>> Start
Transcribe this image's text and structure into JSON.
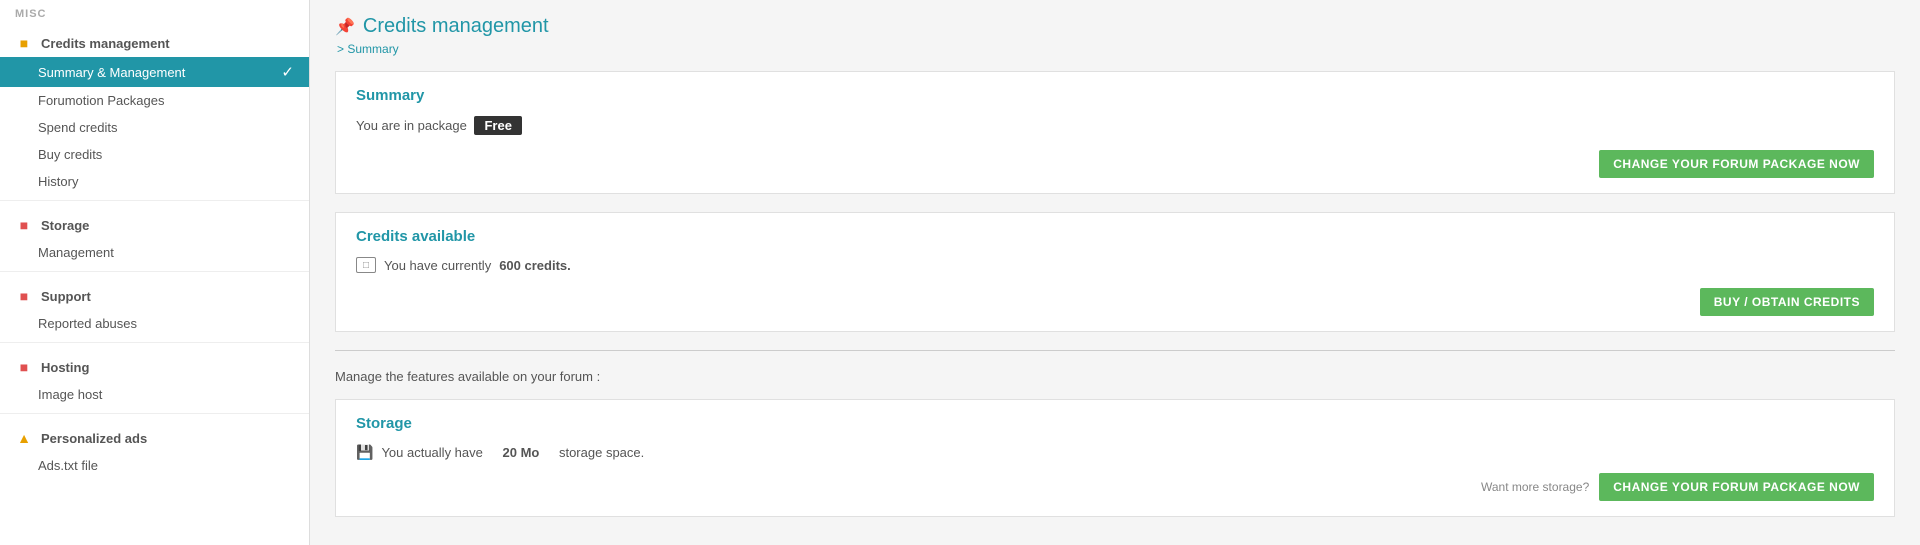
{
  "sidebar": {
    "misc_label": "MISC",
    "credits_management": "Credits management",
    "items_misc": [
      {
        "label": "Summary & Management",
        "active": true
      },
      {
        "label": "Forumotion Packages",
        "active": false
      },
      {
        "label": "Spend credits",
        "active": false
      },
      {
        "label": "Buy credits",
        "active": false
      },
      {
        "label": "History",
        "active": false
      }
    ],
    "storage_label": "Storage",
    "items_storage": [
      {
        "label": "Management",
        "active": false
      }
    ],
    "support_label": "Support",
    "items_support": [
      {
        "label": "Reported abuses",
        "active": false
      }
    ],
    "hosting_label": "Hosting",
    "items_hosting": [
      {
        "label": "Image host",
        "active": false
      }
    ],
    "personalized_ads_label": "Personalized ads",
    "items_ads": [
      {
        "label": "Ads.txt file",
        "active": false
      }
    ]
  },
  "main": {
    "page_title": "Credits management",
    "breadcrumb": "Summary",
    "summary_header": "Summary",
    "package_text_before": "You are in package",
    "package_name": "Free",
    "change_package_btn": "CHANGE YOUR FORUM PACKAGE NOW",
    "credits_header": "Credits available",
    "credits_text_before": "You have currently",
    "credits_amount": "600 credits.",
    "buy_credits_btn": "BUY / OBTAIN CREDITS",
    "manage_label": "Manage the features available on your forum :",
    "storage_header": "Storage",
    "storage_text_before": "You actually have",
    "storage_amount": "20 Mo",
    "storage_text_after": "storage space.",
    "want_more_label": "Want more storage?",
    "change_package_btn2": "CHANGE YOUR FORUM PACKAGE NOW"
  }
}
>> End
## TASK REQUIREMENTS
Every entry must be written out exactly, with all pictures left out.

## WRITTEN SOLUTION
Transcribe this image's text and structure into JSON.
{
  "sidebar": {
    "misc_label": "MISC",
    "credits_management": "Credits management",
    "items_misc": [
      {
        "label": "Summary & Management",
        "active": true
      },
      {
        "label": "Forumotion Packages",
        "active": false
      },
      {
        "label": "Spend credits",
        "active": false
      },
      {
        "label": "Buy credits",
        "active": false
      },
      {
        "label": "History",
        "active": false
      }
    ],
    "storage_label": "Storage",
    "items_storage": [
      {
        "label": "Management",
        "active": false
      }
    ],
    "support_label": "Support",
    "items_support": [
      {
        "label": "Reported abuses",
        "active": false
      }
    ],
    "hosting_label": "Hosting",
    "items_hosting": [
      {
        "label": "Image host",
        "active": false
      }
    ],
    "personalized_ads_label": "Personalized ads",
    "items_ads": [
      {
        "label": "Ads.txt file",
        "active": false
      }
    ]
  },
  "main": {
    "page_title": "Credits management",
    "breadcrumb": "Summary",
    "summary_header": "Summary",
    "package_text_before": "You are in package",
    "package_name": "Free",
    "change_package_btn": "CHANGE YOUR FORUM PACKAGE NOW",
    "credits_header": "Credits available",
    "credits_text_before": "You have currently",
    "credits_amount": "600 credits.",
    "buy_credits_btn": "BUY / OBTAIN CREDITS",
    "manage_label": "Manage the features available on your forum :",
    "storage_header": "Storage",
    "storage_text_before": "You actually have",
    "storage_amount": "20 Mo",
    "storage_text_after": "storage space.",
    "want_more_label": "Want more storage?",
    "change_package_btn2": "CHANGE YOUR FORUM PACKAGE NOW"
  }
}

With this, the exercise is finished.